**EXERCISE GOAL**: Copy out every line exactly as given.

-- Start DATA EXCERPTS --

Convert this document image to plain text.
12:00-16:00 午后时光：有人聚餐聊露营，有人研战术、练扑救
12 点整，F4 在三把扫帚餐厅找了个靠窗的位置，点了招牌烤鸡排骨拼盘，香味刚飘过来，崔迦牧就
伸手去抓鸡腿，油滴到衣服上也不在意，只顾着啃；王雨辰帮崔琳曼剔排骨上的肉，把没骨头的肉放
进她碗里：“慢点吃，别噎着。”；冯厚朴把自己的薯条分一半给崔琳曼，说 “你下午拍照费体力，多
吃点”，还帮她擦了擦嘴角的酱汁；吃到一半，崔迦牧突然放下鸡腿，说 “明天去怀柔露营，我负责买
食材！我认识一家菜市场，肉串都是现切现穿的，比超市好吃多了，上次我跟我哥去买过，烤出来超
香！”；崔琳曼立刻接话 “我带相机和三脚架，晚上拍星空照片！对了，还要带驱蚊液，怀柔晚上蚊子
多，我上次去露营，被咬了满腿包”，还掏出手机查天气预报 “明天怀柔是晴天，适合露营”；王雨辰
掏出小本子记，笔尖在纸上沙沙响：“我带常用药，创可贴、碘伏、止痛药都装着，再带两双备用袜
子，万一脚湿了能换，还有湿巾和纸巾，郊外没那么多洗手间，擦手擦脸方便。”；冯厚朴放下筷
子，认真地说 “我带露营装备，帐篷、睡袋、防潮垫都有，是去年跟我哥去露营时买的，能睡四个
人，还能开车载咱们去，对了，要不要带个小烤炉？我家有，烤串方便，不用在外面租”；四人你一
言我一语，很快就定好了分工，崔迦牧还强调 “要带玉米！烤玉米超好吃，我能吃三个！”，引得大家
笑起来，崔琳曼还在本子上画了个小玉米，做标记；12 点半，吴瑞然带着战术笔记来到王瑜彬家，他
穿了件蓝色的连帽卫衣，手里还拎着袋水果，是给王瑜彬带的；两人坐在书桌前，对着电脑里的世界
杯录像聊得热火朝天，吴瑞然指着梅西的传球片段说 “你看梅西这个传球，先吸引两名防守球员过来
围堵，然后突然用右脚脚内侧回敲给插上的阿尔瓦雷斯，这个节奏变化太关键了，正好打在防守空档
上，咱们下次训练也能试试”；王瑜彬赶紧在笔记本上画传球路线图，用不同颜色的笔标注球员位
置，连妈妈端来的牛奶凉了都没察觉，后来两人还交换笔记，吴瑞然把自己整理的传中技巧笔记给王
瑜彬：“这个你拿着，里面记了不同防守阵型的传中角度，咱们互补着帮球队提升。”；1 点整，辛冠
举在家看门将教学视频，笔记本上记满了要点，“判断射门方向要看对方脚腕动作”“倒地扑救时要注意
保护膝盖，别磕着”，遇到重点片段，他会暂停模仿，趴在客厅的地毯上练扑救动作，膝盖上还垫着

-- End DATA EXCERPTS --

**ANSWER TO THE TASK**:
Convert this document image to plain text.
12:00-16:00 午后时光：有人聚餐聊露营，有人研战术、练扑救
12 点整，F4 在三把扫帚餐厅找了个靠窗的位置，点了招牌烤鸡排骨拼盘，香味刚飘过来，崔迦牧就
伸手去抓鸡腿，油滴到衣服上也不在意，只顾着啃；王雨辰帮崔琳曼剔排骨上的肉，把没骨头的肉放
进她碗里：“慢点吃，别噎着。”；冯厚朴把自己的薯条分一半给崔琳曼，说 “你下午拍照费体力，多
吃点”，还帮她擦了擦嘴角的酱汁；吃到一半，崔迦牧突然放下鸡腿，说 “明天去怀柔露营，我负责买
食材！我认识一家菜市场，肉串都是现切现穿的，比超市好吃多了，上次我跟我哥去买过，烤出来超
香！”；崔琳曼立刻接话 “我带相机和三脚架，晚上拍星空照片！对了，还要带驱蚊液，怀柔晚上蚊子
多，我上次去露营，被咬了满腿包”，还掏出手机查天气预报 “明天怀柔是晴天，适合露营”；王雨辰
掏出小本子记，笔尖在纸上沙沙响：“我带常用药，创可贴、碘伏、止痛药都装着，再带两双备用袜
子，万一脚湿了能换，还有湿巾和纸巾，郊外没那么多洗手间，擦手擦脸方便。”；冯厚朴放下筷
子，认真地说 “我带露营装备，帐篷、睡袋、防潮垫都有，是去年跟我哥去露营时买的，能睡四个
人，还能开车载咱们去，对了，要不要带个小烤炉？我家有，烤串方便，不用在外面租”；四人你一
言我一语，很快就定好了分工，崔迦牧还强调 “要带玉米！烤玉米超好吃，我能吃三个！”，引得大家
笑起来，崔琳曼还在本子上画了个小玉米，做标记；12 点半，吴瑞然带着战术笔记来到王瑜彬家，他
穿了件蓝色的连帽卫衣，手里还拎着袋水果，是给王瑜彬带的；两人坐在书桌前，对着电脑里的世界
杯录像聊得热火朝天，吴瑞然指着梅西的传球片段说 “你看梅西这个传球，先吸引两名防守球员过来
围堵，然后突然用右脚脚内侧回敲给插上的阿尔瓦雷斯，这个节奏变化太关键了，正好打在防守空档
上，咱们下次训练也能试试”；王瑜彬赶紧在笔记本上画传球路线图，用不同颜色的笔标注球员位
置，连妈妈端来的牛奶凉了都没察觉，后来两人还交换笔记，吴瑞然把自己整理的传中技巧笔记给王
瑜彬：“这个你拿着，里面记了不同防守阵型的传中角度，咱们互补着帮球队提升。”；1 点整，辛冠
举在家看门将教学视频，笔记本上记满了要点，“判断射门方向要看对方脚腕动作”“倒地扑救时要注意
保护膝盖，别磕着”，遇到重点片段，他会暂停模仿，趴在客厅的地毯上练扑救动作，膝盖上还垫着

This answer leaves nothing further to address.